**Set task:** Put the stretch of records from the first line through the line containing "scan-ink-dot: [552, 772, 557, 776]" into a JSON list of strings, one string per line, with blank lines left out.
Start of Excerpted records
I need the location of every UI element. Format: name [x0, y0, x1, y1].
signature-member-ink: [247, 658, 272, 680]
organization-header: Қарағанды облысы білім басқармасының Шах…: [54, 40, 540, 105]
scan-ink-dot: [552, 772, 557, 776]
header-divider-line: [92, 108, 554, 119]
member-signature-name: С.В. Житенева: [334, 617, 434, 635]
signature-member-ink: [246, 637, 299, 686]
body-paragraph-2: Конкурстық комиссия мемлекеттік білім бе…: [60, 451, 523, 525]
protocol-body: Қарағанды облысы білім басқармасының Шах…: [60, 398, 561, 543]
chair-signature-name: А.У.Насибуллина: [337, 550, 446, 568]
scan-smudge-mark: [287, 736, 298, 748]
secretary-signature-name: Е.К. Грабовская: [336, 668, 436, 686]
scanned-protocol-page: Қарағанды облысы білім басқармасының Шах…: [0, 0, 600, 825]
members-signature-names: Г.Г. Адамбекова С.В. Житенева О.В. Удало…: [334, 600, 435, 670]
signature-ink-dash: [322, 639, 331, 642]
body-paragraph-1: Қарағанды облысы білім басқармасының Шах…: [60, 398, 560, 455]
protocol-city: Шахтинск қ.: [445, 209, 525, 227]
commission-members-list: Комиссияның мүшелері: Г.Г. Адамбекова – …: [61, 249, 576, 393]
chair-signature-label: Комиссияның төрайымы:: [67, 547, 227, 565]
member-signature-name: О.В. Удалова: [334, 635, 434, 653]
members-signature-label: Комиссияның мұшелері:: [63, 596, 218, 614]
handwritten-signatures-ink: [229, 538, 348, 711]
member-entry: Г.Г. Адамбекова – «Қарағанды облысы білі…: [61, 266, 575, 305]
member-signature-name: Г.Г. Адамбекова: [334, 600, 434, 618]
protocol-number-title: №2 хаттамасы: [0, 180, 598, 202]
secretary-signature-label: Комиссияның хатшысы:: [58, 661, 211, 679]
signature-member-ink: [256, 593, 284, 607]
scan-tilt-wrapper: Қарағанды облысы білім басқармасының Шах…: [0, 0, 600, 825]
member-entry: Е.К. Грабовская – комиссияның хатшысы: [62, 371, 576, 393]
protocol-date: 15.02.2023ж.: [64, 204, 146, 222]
End of Excerpted records
**Exercise solution:**
[
  "I need the location of every UI element. Format: name [x0, y0, x1, y1].",
  "signature-member-ink: [247, 658, 272, 680]",
  "organization-header: Қарағанды облысы білім басқармасының Шах…: [54, 40, 540, 105]",
  "scan-ink-dot: [552, 772, 557, 776]"
]